## What you have to do
Output all of the entries exactly as written.

Data items

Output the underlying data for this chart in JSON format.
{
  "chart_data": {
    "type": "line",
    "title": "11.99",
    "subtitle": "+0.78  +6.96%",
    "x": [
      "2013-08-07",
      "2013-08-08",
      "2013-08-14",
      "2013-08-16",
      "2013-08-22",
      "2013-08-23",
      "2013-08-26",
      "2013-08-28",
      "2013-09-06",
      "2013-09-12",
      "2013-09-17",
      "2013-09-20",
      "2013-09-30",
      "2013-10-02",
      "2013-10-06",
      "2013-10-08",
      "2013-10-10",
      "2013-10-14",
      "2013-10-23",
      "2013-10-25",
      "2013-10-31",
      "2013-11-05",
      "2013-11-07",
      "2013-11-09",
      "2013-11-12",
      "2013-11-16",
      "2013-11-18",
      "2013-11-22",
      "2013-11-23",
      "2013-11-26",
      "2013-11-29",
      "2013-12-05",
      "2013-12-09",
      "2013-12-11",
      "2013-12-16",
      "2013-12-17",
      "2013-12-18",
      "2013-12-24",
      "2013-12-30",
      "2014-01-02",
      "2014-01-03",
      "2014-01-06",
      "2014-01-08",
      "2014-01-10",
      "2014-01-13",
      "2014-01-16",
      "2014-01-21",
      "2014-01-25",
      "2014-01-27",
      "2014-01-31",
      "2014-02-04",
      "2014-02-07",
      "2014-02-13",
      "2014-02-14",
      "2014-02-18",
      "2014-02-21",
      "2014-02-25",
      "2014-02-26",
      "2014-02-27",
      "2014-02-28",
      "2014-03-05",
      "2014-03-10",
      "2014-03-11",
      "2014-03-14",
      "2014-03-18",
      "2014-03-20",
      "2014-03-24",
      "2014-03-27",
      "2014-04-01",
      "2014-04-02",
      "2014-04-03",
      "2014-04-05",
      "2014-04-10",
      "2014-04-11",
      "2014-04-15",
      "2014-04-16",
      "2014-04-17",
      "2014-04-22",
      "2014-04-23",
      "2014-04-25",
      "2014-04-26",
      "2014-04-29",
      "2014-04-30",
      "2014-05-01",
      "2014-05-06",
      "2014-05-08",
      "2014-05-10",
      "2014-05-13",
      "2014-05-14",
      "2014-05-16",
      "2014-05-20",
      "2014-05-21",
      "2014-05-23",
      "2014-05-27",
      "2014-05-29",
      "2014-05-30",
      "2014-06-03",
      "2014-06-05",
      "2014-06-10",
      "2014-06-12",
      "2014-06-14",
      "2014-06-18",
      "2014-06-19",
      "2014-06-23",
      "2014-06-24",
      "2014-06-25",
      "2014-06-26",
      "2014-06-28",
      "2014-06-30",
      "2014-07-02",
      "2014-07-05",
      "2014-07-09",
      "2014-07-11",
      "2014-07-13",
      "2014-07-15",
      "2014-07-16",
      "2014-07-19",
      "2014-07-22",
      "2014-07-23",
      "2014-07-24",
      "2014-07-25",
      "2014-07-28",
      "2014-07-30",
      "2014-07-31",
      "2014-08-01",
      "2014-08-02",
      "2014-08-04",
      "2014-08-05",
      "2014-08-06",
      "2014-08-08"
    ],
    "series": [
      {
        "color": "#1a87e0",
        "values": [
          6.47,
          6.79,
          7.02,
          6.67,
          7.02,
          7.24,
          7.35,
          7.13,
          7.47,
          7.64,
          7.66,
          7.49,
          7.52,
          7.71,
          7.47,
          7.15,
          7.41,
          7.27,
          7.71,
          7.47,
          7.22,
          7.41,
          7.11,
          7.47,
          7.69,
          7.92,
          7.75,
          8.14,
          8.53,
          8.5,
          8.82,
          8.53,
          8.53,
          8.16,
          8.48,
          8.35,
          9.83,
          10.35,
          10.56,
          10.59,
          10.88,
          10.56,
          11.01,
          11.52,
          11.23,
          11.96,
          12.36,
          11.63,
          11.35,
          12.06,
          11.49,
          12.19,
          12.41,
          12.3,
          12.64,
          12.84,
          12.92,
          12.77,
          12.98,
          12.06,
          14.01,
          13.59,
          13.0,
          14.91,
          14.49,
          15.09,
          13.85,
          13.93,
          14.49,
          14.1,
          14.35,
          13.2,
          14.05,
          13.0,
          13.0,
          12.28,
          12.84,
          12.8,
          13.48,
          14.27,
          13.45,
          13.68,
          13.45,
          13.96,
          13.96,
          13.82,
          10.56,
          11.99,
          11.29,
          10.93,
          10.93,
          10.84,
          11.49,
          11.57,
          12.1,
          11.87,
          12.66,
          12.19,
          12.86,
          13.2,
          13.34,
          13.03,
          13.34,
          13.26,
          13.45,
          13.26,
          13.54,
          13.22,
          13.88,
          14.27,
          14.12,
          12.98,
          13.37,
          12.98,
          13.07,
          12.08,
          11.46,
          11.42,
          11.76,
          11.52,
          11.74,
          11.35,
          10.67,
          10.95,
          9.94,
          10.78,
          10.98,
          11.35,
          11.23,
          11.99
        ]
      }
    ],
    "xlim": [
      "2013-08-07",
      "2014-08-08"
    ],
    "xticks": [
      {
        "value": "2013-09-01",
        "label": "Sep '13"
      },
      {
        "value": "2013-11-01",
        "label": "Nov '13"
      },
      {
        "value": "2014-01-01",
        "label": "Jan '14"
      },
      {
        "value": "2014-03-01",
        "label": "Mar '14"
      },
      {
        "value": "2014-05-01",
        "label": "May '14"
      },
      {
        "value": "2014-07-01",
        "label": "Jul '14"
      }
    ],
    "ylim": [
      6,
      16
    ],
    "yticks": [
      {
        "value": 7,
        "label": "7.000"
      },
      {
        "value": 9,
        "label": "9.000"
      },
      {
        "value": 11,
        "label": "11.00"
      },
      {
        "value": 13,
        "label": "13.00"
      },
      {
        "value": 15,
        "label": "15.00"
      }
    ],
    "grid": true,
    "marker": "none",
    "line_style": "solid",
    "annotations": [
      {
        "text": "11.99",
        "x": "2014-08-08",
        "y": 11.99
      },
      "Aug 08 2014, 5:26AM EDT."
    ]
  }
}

## Answer to the task
Output the underlying data for this chart in JSON format.
{
  "chart_data": {
    "type": "line",
    "title": "11.99",
    "subtitle": "+0.78  +6.96%",
    "x": [
      "2013-08-07",
      "2013-08-08",
      "2013-08-14",
      "2013-08-16",
      "2013-08-22",
      "2013-08-23",
      "2013-08-26",
      "2013-08-28",
      "2013-09-06",
      "2013-09-12",
      "2013-09-17",
      "2013-09-20",
      "2013-09-30",
      "2013-10-02",
      "2013-10-06",
      "2013-10-08",
      "2013-10-10",
      "2013-10-14",
      "2013-10-23",
      "2013-10-25",
      "2013-10-31",
      "2013-11-05",
      "2013-11-07",
      "2013-11-09",
      "2013-11-12",
      "2013-11-16",
      "2013-11-18",
      "2013-11-22",
      "2013-11-23",
      "2013-11-26",
      "2013-11-29",
      "2013-12-05",
      "2013-12-09",
      "2013-12-11",
      "2013-12-16",
      "2013-12-17",
      "2013-12-18",
      "2013-12-24",
      "2013-12-30",
      "2014-01-02",
      "2014-01-03",
      "2014-01-06",
      "2014-01-08",
      "2014-01-10",
      "2014-01-13",
      "2014-01-16",
      "2014-01-21",
      "2014-01-25",
      "2014-01-27",
      "2014-01-31",
      "2014-02-04",
      "2014-02-07",
      "2014-02-13",
      "2014-02-14",
      "2014-02-18",
      "2014-02-21",
      "2014-02-25",
      "2014-02-26",
      "2014-02-27",
      "2014-02-28",
      "2014-03-05",
      "2014-03-10",
      "2014-03-11",
      "2014-03-14",
      "2014-03-18",
      "2014-03-20",
      "2014-03-24",
      "2014-03-27",
      "2014-04-01",
      "2014-04-02",
      "2014-04-03",
      "2014-04-05",
      "2014-04-10",
      "2014-04-11",
      "2014-04-15",
      "2014-04-16",
      "2014-04-17",
      "2014-04-22",
      "2014-04-23",
      "2014-04-25",
      "2014-04-26",
      "2014-04-29",
      "2014-04-30",
      "2014-05-01",
      "2014-05-06",
      "2014-05-08",
      "2014-05-10",
      "2014-05-13",
      "2014-05-14",
      "2014-05-16",
      "2014-05-20",
      "2014-05-21",
      "2014-05-23",
      "2014-05-27",
      "2014-05-29",
      "2014-05-30",
      "2014-06-03",
      "2014-06-05",
      "2014-06-10",
      "2014-06-12",
      "2014-06-14",
      "2014-06-18",
      "2014-06-19",
      "2014-06-23",
      "2014-06-24",
      "2014-06-25",
      "2014-06-26",
      "2014-06-28",
      "2014-06-30",
      "2014-07-02",
      "2014-07-05",
      "2014-07-09",
      "2014-07-11",
      "2014-07-13",
      "2014-07-15",
      "2014-07-16",
      "2014-07-19",
      "2014-07-22",
      "2014-07-23",
      "2014-07-24",
      "2014-07-25",
      "2014-07-28",
      "2014-07-30",
      "2014-07-31",
      "2014-08-01",
      "2014-08-02",
      "2014-08-04",
      "2014-08-05",
      "2014-08-06",
      "2014-08-08"
    ],
    "series": [
      {
        "color": "#1a87e0",
        "values": [
          6.47,
          6.79,
          7.02,
          6.67,
          7.02,
          7.24,
          7.35,
          7.13,
          7.47,
          7.64,
          7.66,
          7.49,
          7.52,
          7.71,
          7.47,
          7.15,
          7.41,
          7.27,
          7.71,
          7.47,
          7.22,
          7.41,
          7.11,
          7.47,
          7.69,
          7.92,
          7.75,
          8.14,
          8.53,
          8.5,
          8.82,
          8.53,
          8.53,
          8.16,
          8.48,
          8.35,
          9.83,
          10.35,
          10.56,
          10.59,
          10.88,
          10.56,
          11.01,
          11.52,
          11.23,
          11.96,
          12.36,
          11.63,
          11.35,
          12.06,
          11.49,
          12.19,
          12.41,
          12.3,
          12.64,
          12.84,
          12.92,
          12.77,
          12.98,
          12.06,
          14.01,
          13.59,
          13.0,
          14.91,
          14.49,
          15.09,
          13.85,
          13.93,
          14.49,
          14.1,
          14.35,
          13.2,
          14.05,
          13.0,
          13.0,
          12.28,
          12.84,
          12.8,
          13.48,
          14.27,
          13.45,
          13.68,
          13.45,
          13.96,
          13.96,
          13.82,
          10.56,
          11.99,
          11.29,
          10.93,
          10.93,
          10.84,
          11.49,
          11.57,
          12.1,
          11.87,
          12.66,
          12.19,
          12.86,
          13.2,
          13.34,
          13.03,
          13.34,
          13.26,
          13.45,
          13.26,
          13.54,
          13.22,
          13.88,
          14.27,
          14.12,
          12.98,
          13.37,
          12.98,
          13.07,
          12.08,
          11.46,
          11.42,
          11.76,
          11.52,
          11.74,
          11.35,
          10.67,
          10.95,
          9.94,
          10.78,
          10.98,
          11.35,
          11.23,
          11.99
        ]
      }
    ],
    "xlim": [
      "2013-08-07",
      "2014-08-08"
    ],
    "xticks": [
      {
        "value": "2013-09-01",
        "label": "Sep '13"
      },
      {
        "value": "2013-11-01",
        "label": "Nov '13"
      },
      {
        "value": "2014-01-01",
        "label": "Jan '14"
      },
      {
        "value": "2014-03-01",
        "label": "Mar '14"
      },
      {
        "value": "2014-05-01",
        "label": "May '14"
      },
      {
        "value": "2014-07-01",
        "label": "Jul '14"
      }
    ],
    "ylim": [
      6,
      16
    ],
    "yticks": [
      {
        "value": 7,
        "label": "7.000"
      },
      {
        "value": 9,
        "label": "9.000"
      },
      {
        "value": 11,
        "label": "11.00"
      },
      {
        "value": 13,
        "label": "13.00"
      },
      {
        "value": 15,
        "label": "15.00"
      }
    ],
    "grid": true,
    "marker": "none",
    "line_style": "solid",
    "annotations": [
      {
        "text": "11.99",
        "x": "2014-08-08",
        "y": 11.99
      },
      "Aug 08 2014, 5:26AM EDT."
    ]
  }
}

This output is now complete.